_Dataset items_
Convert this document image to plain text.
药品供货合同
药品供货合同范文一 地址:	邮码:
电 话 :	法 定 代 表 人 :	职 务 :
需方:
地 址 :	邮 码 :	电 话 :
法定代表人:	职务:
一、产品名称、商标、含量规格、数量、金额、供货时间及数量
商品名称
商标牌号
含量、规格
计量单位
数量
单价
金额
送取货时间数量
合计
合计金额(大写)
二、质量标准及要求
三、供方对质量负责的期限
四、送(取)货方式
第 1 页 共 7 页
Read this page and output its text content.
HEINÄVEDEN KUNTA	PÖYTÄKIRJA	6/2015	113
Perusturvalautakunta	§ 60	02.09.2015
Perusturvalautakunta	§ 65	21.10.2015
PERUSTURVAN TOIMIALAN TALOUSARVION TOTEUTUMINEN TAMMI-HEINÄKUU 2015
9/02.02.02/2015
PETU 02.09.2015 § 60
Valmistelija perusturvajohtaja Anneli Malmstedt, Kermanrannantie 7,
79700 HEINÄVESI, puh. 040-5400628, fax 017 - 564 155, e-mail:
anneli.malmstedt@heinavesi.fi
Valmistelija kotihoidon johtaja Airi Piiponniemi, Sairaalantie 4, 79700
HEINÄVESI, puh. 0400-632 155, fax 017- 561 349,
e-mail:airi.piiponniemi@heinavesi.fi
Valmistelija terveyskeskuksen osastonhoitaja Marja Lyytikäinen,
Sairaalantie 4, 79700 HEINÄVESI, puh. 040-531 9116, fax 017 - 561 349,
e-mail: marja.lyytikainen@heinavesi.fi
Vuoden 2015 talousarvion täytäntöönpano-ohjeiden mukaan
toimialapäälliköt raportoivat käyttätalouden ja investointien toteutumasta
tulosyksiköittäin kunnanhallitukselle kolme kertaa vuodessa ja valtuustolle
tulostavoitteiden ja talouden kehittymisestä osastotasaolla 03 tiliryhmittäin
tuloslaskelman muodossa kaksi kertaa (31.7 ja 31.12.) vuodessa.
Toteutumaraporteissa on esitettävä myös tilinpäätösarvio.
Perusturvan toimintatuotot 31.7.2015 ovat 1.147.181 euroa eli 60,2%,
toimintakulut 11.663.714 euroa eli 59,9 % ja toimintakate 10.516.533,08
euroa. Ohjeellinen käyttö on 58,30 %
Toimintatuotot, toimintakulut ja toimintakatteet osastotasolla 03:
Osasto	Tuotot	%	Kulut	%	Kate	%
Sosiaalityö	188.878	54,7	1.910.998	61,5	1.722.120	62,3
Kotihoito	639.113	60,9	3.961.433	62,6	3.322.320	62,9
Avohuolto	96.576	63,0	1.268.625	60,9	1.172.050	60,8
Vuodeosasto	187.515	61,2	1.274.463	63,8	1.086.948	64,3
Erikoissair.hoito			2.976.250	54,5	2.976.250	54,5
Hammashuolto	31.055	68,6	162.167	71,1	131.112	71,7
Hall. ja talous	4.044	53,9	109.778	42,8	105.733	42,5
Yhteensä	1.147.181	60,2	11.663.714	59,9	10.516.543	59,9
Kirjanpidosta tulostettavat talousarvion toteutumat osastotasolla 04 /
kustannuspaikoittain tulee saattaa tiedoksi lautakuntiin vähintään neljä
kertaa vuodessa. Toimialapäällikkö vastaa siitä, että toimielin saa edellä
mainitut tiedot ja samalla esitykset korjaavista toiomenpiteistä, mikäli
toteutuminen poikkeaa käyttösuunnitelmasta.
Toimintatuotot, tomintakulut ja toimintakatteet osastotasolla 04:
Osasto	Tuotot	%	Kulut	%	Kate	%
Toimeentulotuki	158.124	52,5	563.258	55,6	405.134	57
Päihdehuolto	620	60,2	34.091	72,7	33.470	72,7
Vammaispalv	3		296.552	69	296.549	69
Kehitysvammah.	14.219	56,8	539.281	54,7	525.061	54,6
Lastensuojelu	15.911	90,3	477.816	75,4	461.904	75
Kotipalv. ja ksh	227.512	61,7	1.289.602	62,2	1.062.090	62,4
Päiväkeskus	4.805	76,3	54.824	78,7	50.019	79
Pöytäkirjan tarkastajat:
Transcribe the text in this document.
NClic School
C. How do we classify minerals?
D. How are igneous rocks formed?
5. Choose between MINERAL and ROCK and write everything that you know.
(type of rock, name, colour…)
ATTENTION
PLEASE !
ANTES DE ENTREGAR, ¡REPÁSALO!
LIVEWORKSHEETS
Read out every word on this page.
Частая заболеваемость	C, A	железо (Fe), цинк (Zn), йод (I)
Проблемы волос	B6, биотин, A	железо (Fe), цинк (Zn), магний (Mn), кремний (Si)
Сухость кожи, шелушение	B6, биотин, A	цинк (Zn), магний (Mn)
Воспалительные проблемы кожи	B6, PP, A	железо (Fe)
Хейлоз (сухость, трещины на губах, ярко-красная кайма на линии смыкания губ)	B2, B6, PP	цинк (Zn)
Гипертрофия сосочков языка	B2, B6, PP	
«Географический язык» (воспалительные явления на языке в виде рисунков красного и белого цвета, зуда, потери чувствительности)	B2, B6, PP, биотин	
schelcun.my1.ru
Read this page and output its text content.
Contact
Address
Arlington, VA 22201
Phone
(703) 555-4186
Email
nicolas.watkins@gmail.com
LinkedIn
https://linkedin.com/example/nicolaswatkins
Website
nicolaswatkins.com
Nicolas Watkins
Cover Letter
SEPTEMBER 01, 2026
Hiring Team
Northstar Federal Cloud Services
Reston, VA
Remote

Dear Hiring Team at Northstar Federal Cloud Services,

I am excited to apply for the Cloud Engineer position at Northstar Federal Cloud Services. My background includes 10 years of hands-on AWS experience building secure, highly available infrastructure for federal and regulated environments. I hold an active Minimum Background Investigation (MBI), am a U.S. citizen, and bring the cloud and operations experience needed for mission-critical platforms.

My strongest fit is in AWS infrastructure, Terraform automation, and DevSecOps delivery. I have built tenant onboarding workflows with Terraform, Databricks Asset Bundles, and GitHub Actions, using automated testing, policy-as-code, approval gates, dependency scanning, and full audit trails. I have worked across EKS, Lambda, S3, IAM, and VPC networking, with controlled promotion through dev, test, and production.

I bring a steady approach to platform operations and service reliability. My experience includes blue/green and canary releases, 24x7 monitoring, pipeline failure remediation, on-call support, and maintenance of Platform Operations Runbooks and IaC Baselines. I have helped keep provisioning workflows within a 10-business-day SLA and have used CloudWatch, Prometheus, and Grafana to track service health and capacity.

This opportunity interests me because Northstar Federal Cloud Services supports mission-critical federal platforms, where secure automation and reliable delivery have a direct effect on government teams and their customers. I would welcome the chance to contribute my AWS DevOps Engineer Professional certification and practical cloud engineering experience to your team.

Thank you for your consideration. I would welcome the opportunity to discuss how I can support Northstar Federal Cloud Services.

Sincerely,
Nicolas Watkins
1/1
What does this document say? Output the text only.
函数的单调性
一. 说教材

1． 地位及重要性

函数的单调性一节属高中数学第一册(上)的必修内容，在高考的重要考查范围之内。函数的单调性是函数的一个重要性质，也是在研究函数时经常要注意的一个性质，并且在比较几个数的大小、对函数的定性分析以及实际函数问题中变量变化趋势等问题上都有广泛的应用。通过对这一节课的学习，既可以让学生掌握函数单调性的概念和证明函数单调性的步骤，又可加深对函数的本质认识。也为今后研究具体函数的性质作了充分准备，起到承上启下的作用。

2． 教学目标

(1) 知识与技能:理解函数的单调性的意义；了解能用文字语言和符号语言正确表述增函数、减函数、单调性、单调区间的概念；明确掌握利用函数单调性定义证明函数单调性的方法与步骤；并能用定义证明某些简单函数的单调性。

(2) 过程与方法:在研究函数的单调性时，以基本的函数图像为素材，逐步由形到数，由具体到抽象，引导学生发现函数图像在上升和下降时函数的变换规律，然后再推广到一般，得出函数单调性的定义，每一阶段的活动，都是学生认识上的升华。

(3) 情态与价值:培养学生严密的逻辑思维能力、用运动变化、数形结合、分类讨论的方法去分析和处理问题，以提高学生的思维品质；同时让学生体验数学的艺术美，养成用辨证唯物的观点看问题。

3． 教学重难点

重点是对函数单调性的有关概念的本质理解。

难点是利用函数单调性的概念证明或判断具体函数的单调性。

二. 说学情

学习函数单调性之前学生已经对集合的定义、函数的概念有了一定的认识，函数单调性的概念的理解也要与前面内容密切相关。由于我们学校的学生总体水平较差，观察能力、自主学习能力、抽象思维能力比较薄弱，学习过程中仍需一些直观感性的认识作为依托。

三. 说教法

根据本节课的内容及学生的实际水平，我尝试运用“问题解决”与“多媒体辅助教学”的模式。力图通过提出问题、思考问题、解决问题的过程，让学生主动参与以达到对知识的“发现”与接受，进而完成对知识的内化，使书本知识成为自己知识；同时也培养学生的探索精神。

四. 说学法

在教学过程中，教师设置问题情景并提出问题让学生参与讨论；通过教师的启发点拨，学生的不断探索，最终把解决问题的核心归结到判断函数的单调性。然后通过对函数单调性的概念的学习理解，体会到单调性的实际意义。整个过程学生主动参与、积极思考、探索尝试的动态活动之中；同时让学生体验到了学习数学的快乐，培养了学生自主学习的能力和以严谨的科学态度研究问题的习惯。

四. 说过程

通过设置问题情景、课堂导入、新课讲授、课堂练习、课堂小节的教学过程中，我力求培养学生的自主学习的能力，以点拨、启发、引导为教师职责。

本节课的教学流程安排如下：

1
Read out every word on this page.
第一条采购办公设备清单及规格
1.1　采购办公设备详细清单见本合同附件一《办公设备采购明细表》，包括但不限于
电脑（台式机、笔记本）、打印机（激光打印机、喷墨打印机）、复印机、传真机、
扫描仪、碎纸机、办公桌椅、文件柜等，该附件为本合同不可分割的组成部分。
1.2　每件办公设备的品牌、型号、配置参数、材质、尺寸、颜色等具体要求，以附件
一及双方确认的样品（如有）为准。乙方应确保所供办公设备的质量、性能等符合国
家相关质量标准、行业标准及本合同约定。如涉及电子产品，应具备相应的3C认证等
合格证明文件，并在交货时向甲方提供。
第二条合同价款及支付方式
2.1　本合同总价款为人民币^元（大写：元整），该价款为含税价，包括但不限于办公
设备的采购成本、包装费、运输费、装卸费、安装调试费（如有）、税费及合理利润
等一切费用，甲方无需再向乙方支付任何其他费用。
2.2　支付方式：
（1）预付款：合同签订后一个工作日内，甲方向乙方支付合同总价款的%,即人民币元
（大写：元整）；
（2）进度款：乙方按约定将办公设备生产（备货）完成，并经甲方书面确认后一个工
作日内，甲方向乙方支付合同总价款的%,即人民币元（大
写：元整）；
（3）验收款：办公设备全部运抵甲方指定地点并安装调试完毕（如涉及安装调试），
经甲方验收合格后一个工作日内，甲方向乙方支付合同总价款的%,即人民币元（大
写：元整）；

_GOAL OF THE EXERCISE_
Scan the material above for the string "Perusturvalautakunta" and report each line where you find it.

_SOLUTION_
Perusturvalautakunta	§ 60	02.09.2015
Perusturvalautakunta	§ 65	21.10.2015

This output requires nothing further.